[Saved entries]
▼▼▼

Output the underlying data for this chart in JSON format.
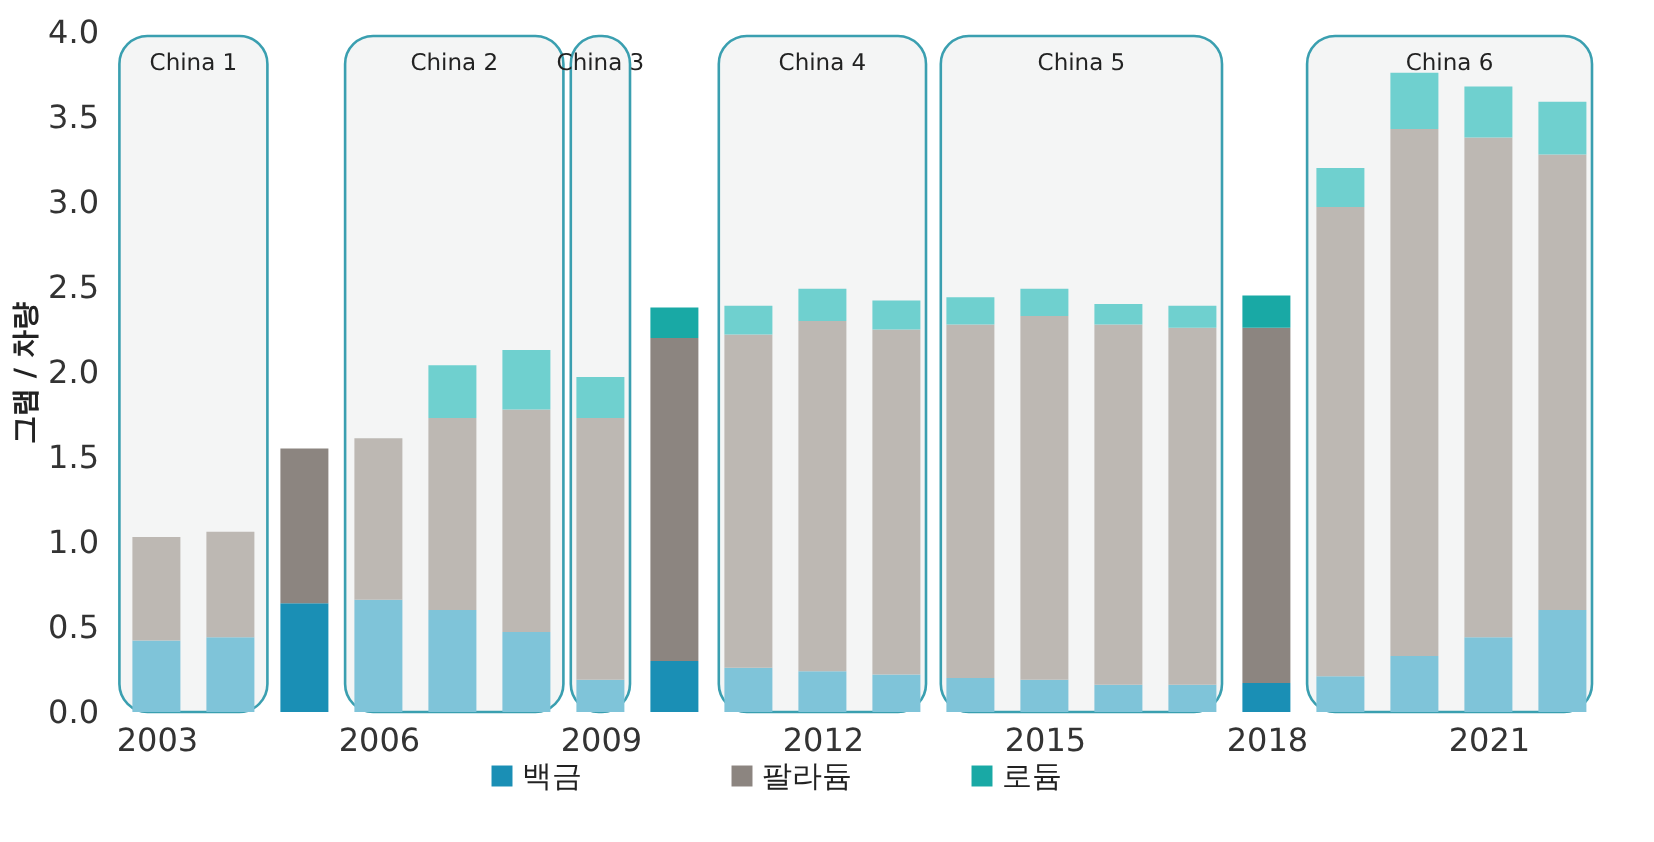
{
  "chart_data": {
    "type": "bar",
    "stacked": true,
    "ylabel": "그램 / 차량",
    "x": [
      2003,
      2004,
      2005,
      2006,
      2007,
      2008,
      2009,
      2010,
      2011,
      2012,
      2013,
      2014,
      2015,
      2016,
      2017,
      2018,
      2019,
      2020,
      2021,
      2022
    ],
    "xlim": [
      2002.4,
      2022.4
    ],
    "xticks": [
      2003,
      2006,
      2009,
      2012,
      2015,
      2018,
      2021
    ],
    "ylim": [
      0,
      4.0
    ],
    "yticks": [
      {
        "value": 0,
        "label": "0.0"
      },
      {
        "value": 0.5,
        "label": "0.5"
      },
      {
        "value": 1,
        "label": "1.0"
      },
      {
        "value": 1.5,
        "label": "1.5"
      },
      {
        "value": 2,
        "label": "2.0"
      },
      {
        "value": 2.5,
        "label": "2.5"
      },
      {
        "value": 3,
        "label": "3.0"
      },
      {
        "value": 3.5,
        "label": "3.5"
      },
      {
        "value": 4,
        "label": "4.0"
      }
    ],
    "series": [
      {
        "name": "백금",
        "color": "#1a8fb5",
        "colors": [
          "#7fc4d9",
          "#7fc4d9",
          "#1a8fb5",
          "#7fc4d9",
          "#7fc4d9",
          "#7fc4d9",
          "#7fc4d9",
          "#1a8fb5",
          "#7fc4d9",
          "#7fc4d9",
          "#7fc4d9",
          "#7fc4d9",
          "#7fc4d9",
          "#7fc4d9",
          "#7fc4d9",
          "#1a8fb5",
          "#7fc4d9",
          "#7fc4d9",
          "#7fc4d9",
          "#7fc4d9"
        ],
        "values": [
          0.42,
          0.44,
          0.64,
          0.66,
          0.6,
          0.47,
          0.19,
          0.3,
          0.26,
          0.24,
          0.22,
          0.2,
          0.19,
          0.16,
          0.16,
          0.17,
          0.21,
          0.33,
          0.44,
          0.6
        ]
      },
      {
        "name": "팔라듐",
        "color": "#8c8580",
        "colors": [
          "#bdb8b3",
          "#bdb8b3",
          "#8c8580",
          "#bdb8b3",
          "#bdb8b3",
          "#bdb8b3",
          "#bdb8b3",
          "#8c8580",
          "#bdb8b3",
          "#bdb8b3",
          "#bdb8b3",
          "#bdb8b3",
          "#bdb8b3",
          "#bdb8b3",
          "#bdb8b3",
          "#8c8580",
          "#bdb8b3",
          "#bdb8b3",
          "#bdb8b3",
          "#bdb8b3"
        ],
        "values": [
          0.61,
          0.62,
          0.91,
          0.95,
          1.13,
          1.31,
          1.54,
          1.9,
          1.96,
          2.06,
          2.03,
          2.08,
          2.14,
          2.12,
          2.1,
          2.09,
          2.76,
          3.1,
          2.94,
          2.68
        ]
      },
      {
        "name": "로듐",
        "color": "#19a9a5",
        "colors": [
          "#6fd0cf",
          "#6fd0cf",
          "#19a9a5",
          "#6fd0cf",
          "#6fd0cf",
          "#6fd0cf",
          "#6fd0cf",
          "#19a9a5",
          "#6fd0cf",
          "#6fd0cf",
          "#6fd0cf",
          "#6fd0cf",
          "#6fd0cf",
          "#6fd0cf",
          "#6fd0cf",
          "#19a9a5",
          "#6fd0cf",
          "#6fd0cf",
          "#6fd0cf",
          "#6fd0cf"
        ],
        "values": [
          0,
          0,
          0,
          0,
          0.31,
          0.35,
          0.24,
          0.18,
          0.17,
          0.19,
          0.17,
          0.16,
          0.16,
          0.12,
          0.13,
          0.19,
          0.23,
          0.33,
          0.3,
          0.31
        ]
      }
    ],
    "bands": [
      {
        "axis": "x",
        "from": 2002.5,
        "to": 2004.5,
        "label": "China 1",
        "color": "#3a9fb0"
      },
      {
        "axis": "x",
        "from": 2005.55,
        "to": 2008.5,
        "label": "China 2",
        "color": "#3a9fb0"
      },
      {
        "axis": "x",
        "from": 2008.6,
        "to": 2009.4,
        "label": "China 3",
        "color": "#3a9fb0"
      },
      {
        "axis": "x",
        "from": 2010.6,
        "to": 2013.4,
        "label": "China 4",
        "color": "#3a9fb0"
      },
      {
        "axis": "x",
        "from": 2013.6,
        "to": 2017.4,
        "label": "China 5",
        "color": "#3a9fb0"
      },
      {
        "axis": "x",
        "from": 2018.55,
        "to": 2022.4,
        "label": "China 6",
        "color": "#3a9fb0"
      }
    ],
    "legend": "bottom",
    "grid": false
  }
}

▲▲▲

## PROBLEM TO WORK ON
Restate the full listing verbatim and drop every picture.

## RESULT
Output the underlying data for this chart in JSON format.
{
  "chart_data": {
    "type": "bar",
    "stacked": true,
    "ylabel": "그램 / 차량",
    "x": [
      2003,
      2004,
      2005,
      2006,
      2007,
      2008,
      2009,
      2010,
      2011,
      2012,
      2013,
      2014,
      2015,
      2016,
      2017,
      2018,
      2019,
      2020,
      2021,
      2022
    ],
    "xlim": [
      2002.4,
      2022.4
    ],
    "xticks": [
      2003,
      2006,
      2009,
      2012,
      2015,
      2018,
      2021
    ],
    "ylim": [
      0,
      4.0
    ],
    "yticks": [
      {
        "value": 0,
        "label": "0.0"
      },
      {
        "value": 0.5,
        "label": "0.5"
      },
      {
        "value": 1,
        "label": "1.0"
      },
      {
        "value": 1.5,
        "label": "1.5"
      },
      {
        "value": 2,
        "label": "2.0"
      },
      {
        "value": 2.5,
        "label": "2.5"
      },
      {
        "value": 3,
        "label": "3.0"
      },
      {
        "value": 3.5,
        "label": "3.5"
      },
      {
        "value": 4,
        "label": "4.0"
      }
    ],
    "series": [
      {
        "name": "백금",
        "color": "#1a8fb5",
        "colors": [
          "#7fc4d9",
          "#7fc4d9",
          "#1a8fb5",
          "#7fc4d9",
          "#7fc4d9",
          "#7fc4d9",
          "#7fc4d9",
          "#1a8fb5",
          "#7fc4d9",
          "#7fc4d9",
          "#7fc4d9",
          "#7fc4d9",
          "#7fc4d9",
          "#7fc4d9",
          "#7fc4d9",
          "#1a8fb5",
          "#7fc4d9",
          "#7fc4d9",
          "#7fc4d9",
          "#7fc4d9"
        ],
        "values": [
          0.42,
          0.44,
          0.64,
          0.66,
          0.6,
          0.47,
          0.19,
          0.3,
          0.26,
          0.24,
          0.22,
          0.2,
          0.19,
          0.16,
          0.16,
          0.17,
          0.21,
          0.33,
          0.44,
          0.6
        ]
      },
      {
        "name": "팔라듐",
        "color": "#8c8580",
        "colors": [
          "#bdb8b3",
          "#bdb8b3",
          "#8c8580",
          "#bdb8b3",
          "#bdb8b3",
          "#bdb8b3",
          "#bdb8b3",
          "#8c8580",
          "#bdb8b3",
          "#bdb8b3",
          "#bdb8b3",
          "#bdb8b3",
          "#bdb8b3",
          "#bdb8b3",
          "#bdb8b3",
          "#8c8580",
          "#bdb8b3",
          "#bdb8b3",
          "#bdb8b3",
          "#bdb8b3"
        ],
        "values": [
          0.61,
          0.62,
          0.91,
          0.95,
          1.13,
          1.31,
          1.54,
          1.9,
          1.96,
          2.06,
          2.03,
          2.08,
          2.14,
          2.12,
          2.1,
          2.09,
          2.76,
          3.1,
          2.94,
          2.68
        ]
      },
      {
        "name": "로듐",
        "color": "#19a9a5",
        "colors": [
          "#6fd0cf",
          "#6fd0cf",
          "#19a9a5",
          "#6fd0cf",
          "#6fd0cf",
          "#6fd0cf",
          "#6fd0cf",
          "#19a9a5",
          "#6fd0cf",
          "#6fd0cf",
          "#6fd0cf",
          "#6fd0cf",
          "#6fd0cf",
          "#6fd0cf",
          "#6fd0cf",
          "#19a9a5",
          "#6fd0cf",
          "#6fd0cf",
          "#6fd0cf",
          "#6fd0cf"
        ],
        "values": [
          0,
          0,
          0,
          0,
          0.31,
          0.35,
          0.24,
          0.18,
          0.17,
          0.19,
          0.17,
          0.16,
          0.16,
          0.12,
          0.13,
          0.19,
          0.23,
          0.33,
          0.3,
          0.31
        ]
      }
    ],
    "bands": [
      {
        "axis": "x",
        "from": 2002.5,
        "to": 2004.5,
        "label": "China 1",
        "color": "#3a9fb0"
      },
      {
        "axis": "x",
        "from": 2005.55,
        "to": 2008.5,
        "label": "China 2",
        "color": "#3a9fb0"
      },
      {
        "axis": "x",
        "from": 2008.6,
        "to": 2009.4,
        "label": "China 3",
        "color": "#3a9fb0"
      },
      {
        "axis": "x",
        "from": 2010.6,
        "to": 2013.4,
        "label": "China 4",
        "color": "#3a9fb0"
      },
      {
        "axis": "x",
        "from": 2013.6,
        "to": 2017.4,
        "label": "China 5",
        "color": "#3a9fb0"
      },
      {
        "axis": "x",
        "from": 2018.55,
        "to": 2022.4,
        "label": "China 6",
        "color": "#3a9fb0"
      }
    ],
    "legend": "bottom",
    "grid": false
  }
}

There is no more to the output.